• _Material for this task_:
^^^^^^^^^^^^^^^^

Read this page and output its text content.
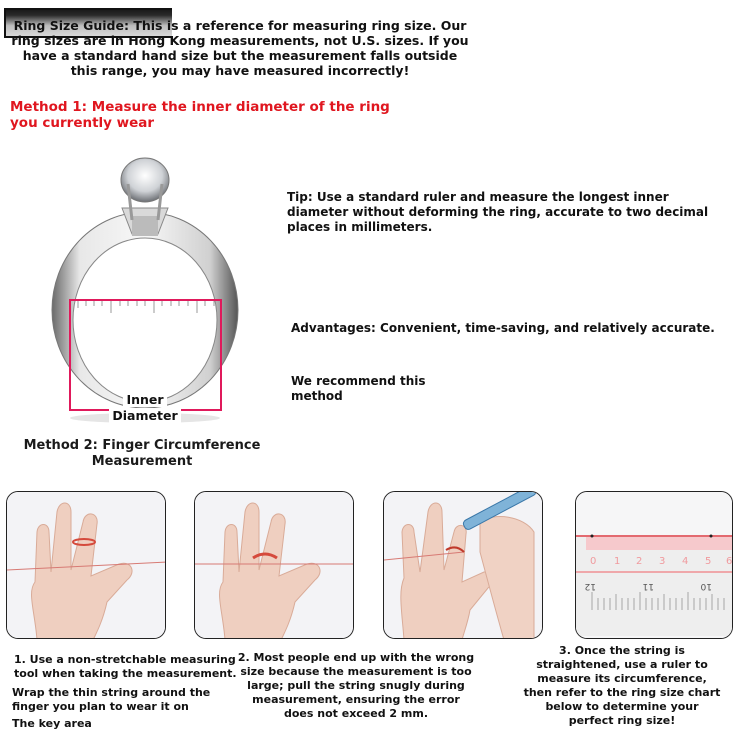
Ring Size Guide: This is a reference for measuring ring size. Our ring sizes are in Hong Kong measurements, not U.S. sizes. If you have a standard hand size but the measurement falls outside this range, you may have measured incorrectly!
Method 1: Measure the inner diameter of the ring you currently wear
Inner
Diameter
Tip: Use a standard ruler and measure the longest inner diameter without deforming the ring, accurate to two decimal places in millimeters.
Advantages: Convenient, time-saving, and relatively accurate.
We recommend this method
Method 2: Finger Circumference
Measurement
0 1 2 3 4 5 6
12	11	10
1. Use a non-stretchable measuring
tool when taking the measurement.
Wrap the thin string around the finger you plan to wear it on
The key area
2. Most people end up with the wrong size because the measurement is too large; pull the string snugly during measurement, ensuring the error does not exceed 2 mm.
3. Once the string is straightened, use a ruler to measure its circumference, then refer to the ring size chart below to determine your perfect ring size!
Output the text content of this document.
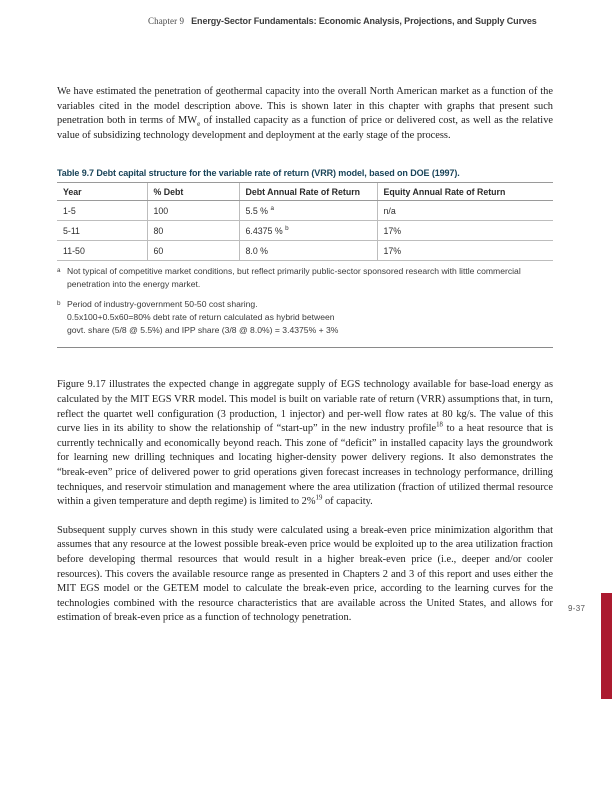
Chapter 9 Energy-Sector Fundamentals: Economic Analysis, Projections, and Supply Curves

We have estimated the penetration of geothermal capacity into the overall North American market as a function of the variables cited in the model description above. This is shown later in this chapter with graphs that present such penetration both in terms of $MW_e$ of installed capacity as a function of price or delivered cost, as well as the relative value of subsidizing technology development and deployment at the early stage of the process.

Table 9.7 Debt capital structure for the variable rate of return (VRR) model, based on DOE (1997).
Year	% Debt	Debt Annual Rate of Return	Equity Annual Rate of Return
1-5	100	5.5 % $^a$	n/a
5-11	80	6.4375 % $^b$	17%
11-50	60	8.0 %	17%
a Not typical of competitive market conditions, but reflect primarily public-sector sponsored research with little commercial penetration into the energy market.
b Period of industry-government 50-50 cost sharing.
0.5x100+0.5x60=80% debt rate of return calculated as hybrid between
govt. share (5/8 @ 5.5%) and IPP share (3/8 @ 8.0%) = 3.4375% + 3%

Figure 9.17 illustrates the expected change in aggregate supply of EGS technology available for base-load energy as calculated by the MIT EGS VRR model. This model is built on variable rate of return (VRR) assumptions that, in turn, reflect the quartet well configuration (3 production, 1 injector) and per-well flow rates at 80 kg/s. The value of this curve lies in its ability to show the relationship of “start-up” in the new industry profile$^{18}$ to a heat resource that is currently technically and economically beyond reach. This zone of “deficit” in installed capacity lays the groundwork for learning new drilling techniques and locating higher-density power delivery regions. It also demonstrates the “break-even” price of delivered power to grid operations given forecast increases in technology performance, drilling techniques, and reservoir stimulation and management where the area utilization (fraction of utilized thermal resource within a given temperature and depth regime) is limited to 2%$^{19}$ of capacity.

Subsequent supply curves shown in this study were calculated using a break-even price minimization algorithm that assumes that any resource at the lowest possible break-even price would be exploited up to the area utilization fraction before developing thermal resources that would result in a higher break-even price (i.e., deeper and/or cooler resources). This covers the available resource range as presented in Chapters 2 and 3 of this report and uses either the MIT EGS model or the GETEM model to calculate the break-even price, according to the learning curves for the technologies combined with the resource characteristics that are available across the United States, and allows for estimation of break-even price as a function of technology penetration.

9-37
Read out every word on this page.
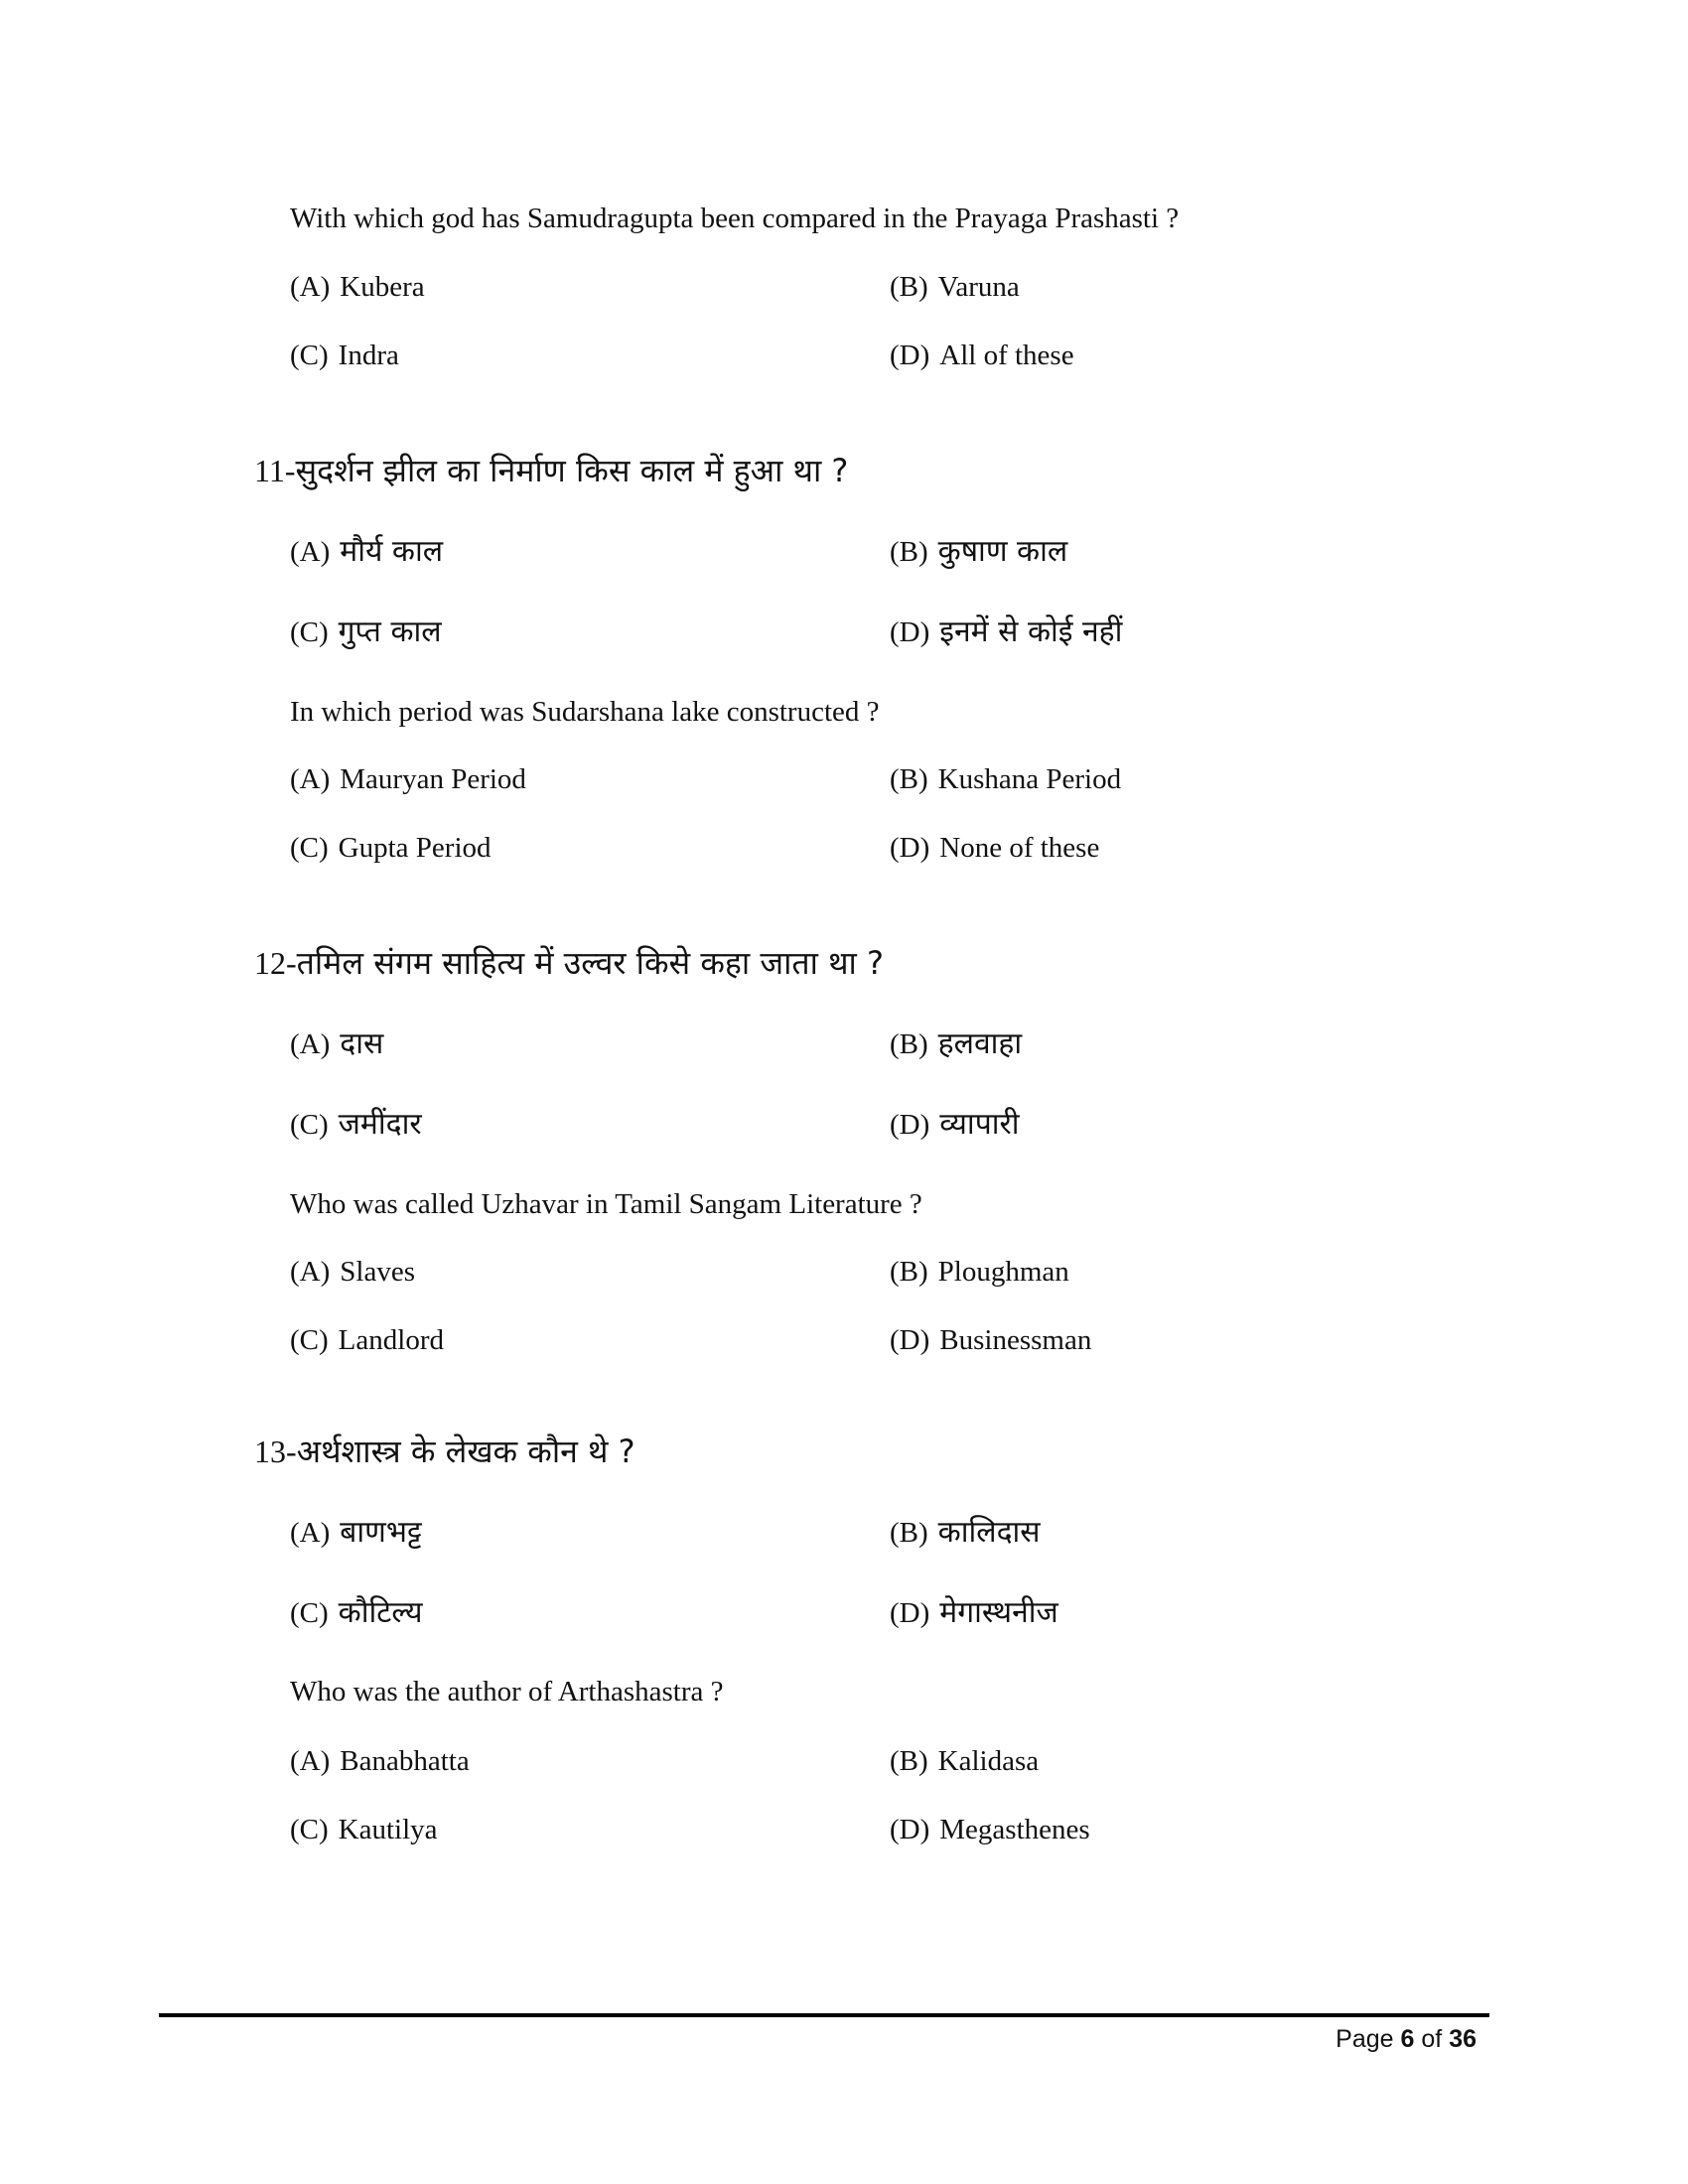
With which god has Samudragupta been compared in the Prayaga Prashasti ?
(A) Kubera	(B) Varuna
(C) Indra	(D) All of these
11-सुदर्शन झील का निर्माण किस काल में हुआ था ?
(A) मौर्य काल	(B) कुषाण काल
(C) गुप्त काल	(D) इनमें से कोई नहीं
In which period was Sudarshana lake constructed ?
(A) Mauryan Period	(B) Kushana Period
(C) Gupta Period	(D) None of these
12-तमिल संगम साहित्य में उल्वर किसे कहा जाता था ?
(A) दास	(B) हलवाहा
(C) जमींदार	(D) व्यापारी
Who was called Uzhavar in Tamil Sangam Literature ?
(A) Slaves	(B) Ploughman
(C) Landlord	(D) Businessman
13-अर्थशास्त्र के लेखक कौन थे ?
(A) बाणभट्ट	(B) कालिदास
(C) कौटिल्य	(D) मेगास्थनीज
Who was the author of Arthashastra ?
(A) Banabhatta	(B) Kalidasa
(C) Kautilya	(D) Megasthenes
Page 6 of 36
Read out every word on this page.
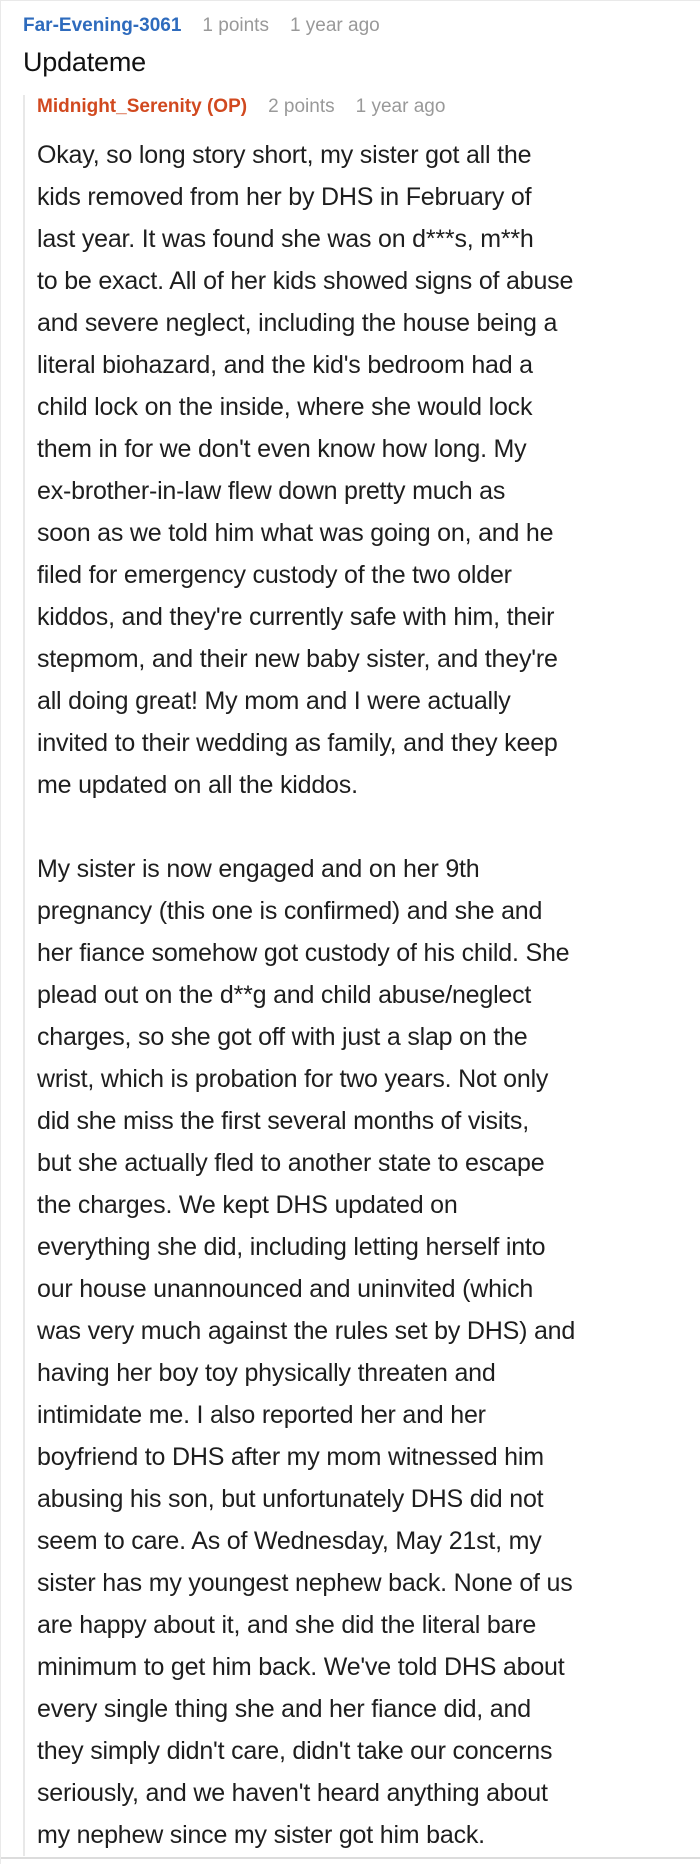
Far-Evening-3061 1 points 1 year ago
Updateme
Midnight_Serenity (OP) 2 points 1 year ago
Okay, so long story short, my sister got all the
kids removed from her by DHS in February of
last year. It was found she was on d***s, m**h
to be exact. All of her kids showed signs of abuse
and severe neglect, including the house being a
literal biohazard, and the kid's bedroom had a
child lock on the inside, where she would lock
them in for we don't even know how long. My
ex-brother-in-law flew down pretty much as
soon as we told him what was going on, and he
filed for emergency custody of the two older
kiddos, and they're currently safe with him, their
stepmom, and their new baby sister, and they're
all doing great! My mom and I were actually
invited to their wedding as family, and they keep
me updated on all the kiddos.
My sister is now engaged and on her 9th
pregnancy (this one is confirmed) and she and
her fiance somehow got custody of his child. She
plead out on the d**g and child abuse/neglect
charges, so she got off with just a slap on the
wrist, which is probation for two years. Not only
did she miss the first several months of visits,
but she actually fled to another state to escape
the charges. We kept DHS updated on
everything she did, including letting herself into
our house unannounced and uninvited (which
was very much against the rules set by DHS) and
having her boy toy physically threaten and
intimidate me. I also reported her and her
boyfriend to DHS after my mom witnessed him
abusing his son, but unfortunately DHS did not
seem to care. As of Wednesday, May 21st, my
sister has my youngest nephew back. None of us
are happy about it, and she did the literal bare
minimum to get him back. We've told DHS about
every single thing she and her fiance did, and
they simply didn't care, didn't take our concerns
seriously, and we haven't heard anything about
my nephew since my sister got him back.
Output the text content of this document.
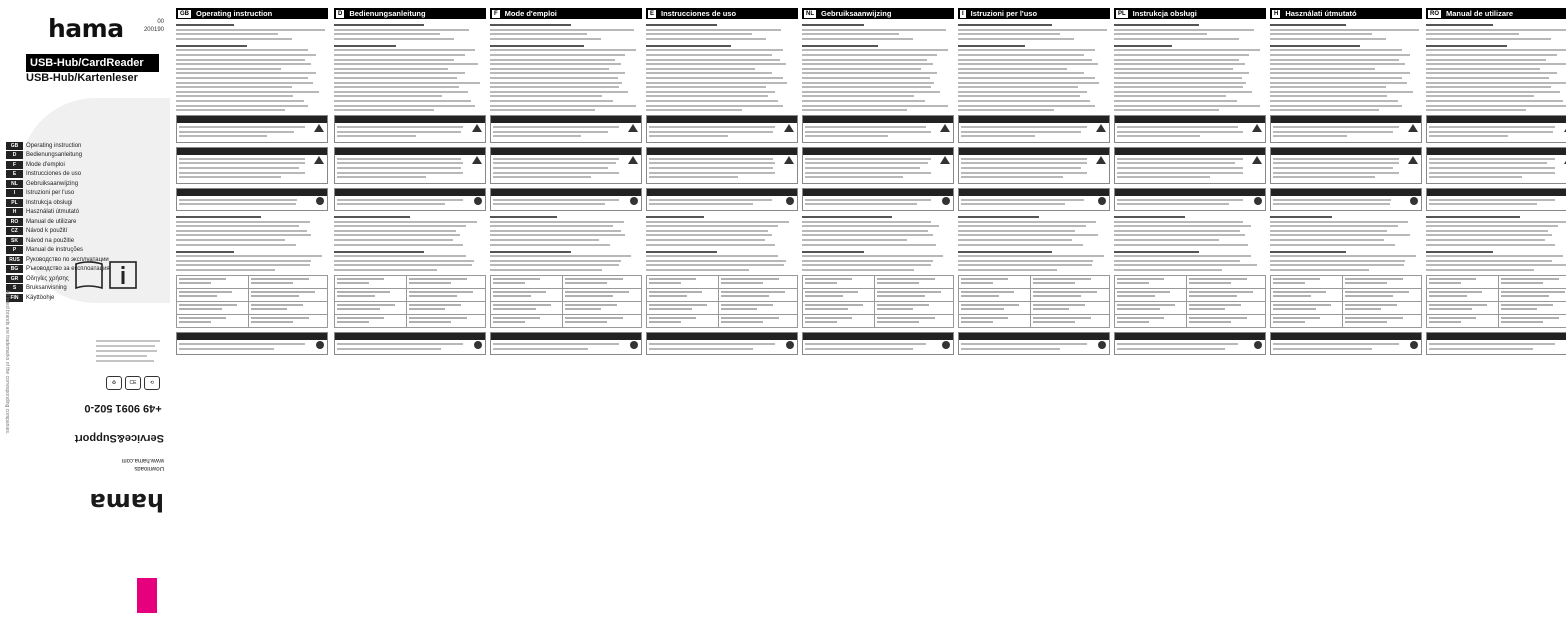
hama	00
200190
USB-Hub/CardReader
USB-Hub/Kartenleser
GB	Operating instruction
D	Bedienungsanleitung
F	Mode d'emploi
E	Instrucciones de uso
NL	Gebruiksaanwijzing
I	Istruzioni per l'uso
PL	Instrukcja obsługi
H	Használati útmutató
RO	Manual de utilizare
CZ	Návod k použití
SK	Návod na použitie
P	Manual de instruções
RUS	Руководство по эксплуатации
BG	Ръководство за експлоатация
GR	Οδηγίες χρήσης
S	Bruksanvisning
FIN	Käyttöohje
♻	CE	⟲
+49 9091 502-0
Service&Support
Downloads
www.hama.com
hama
All listed brands are trademarks of the corresponding companies.
GB Operating instruction

		D Bedienungsanleitung

		F Mode d'emploi

		E Instrucciones de uso

		NL Gebruiksaanwijzing

		I Istruzioni per l'uso

		PL Instrukcja obsługi

		H Használati útmutató

		RO Manual de utilizare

^^^^^^^^^^^^^^^^

• _Given exercise_: Show all lines from the listing above in which "standard" appears.

• _The output_:
Ring Size Guide: This is a reference for measuring ring size. Our ring sizes are in Hong Kong measurements, not U.S. sizes. If you have a standard hand size but the measurement falls outside this range, you may have measured incorrectly!
Tip: Use a standard ruler and measure the longest inner diameter without deforming the ring, accurate to two decimal places in millimeters.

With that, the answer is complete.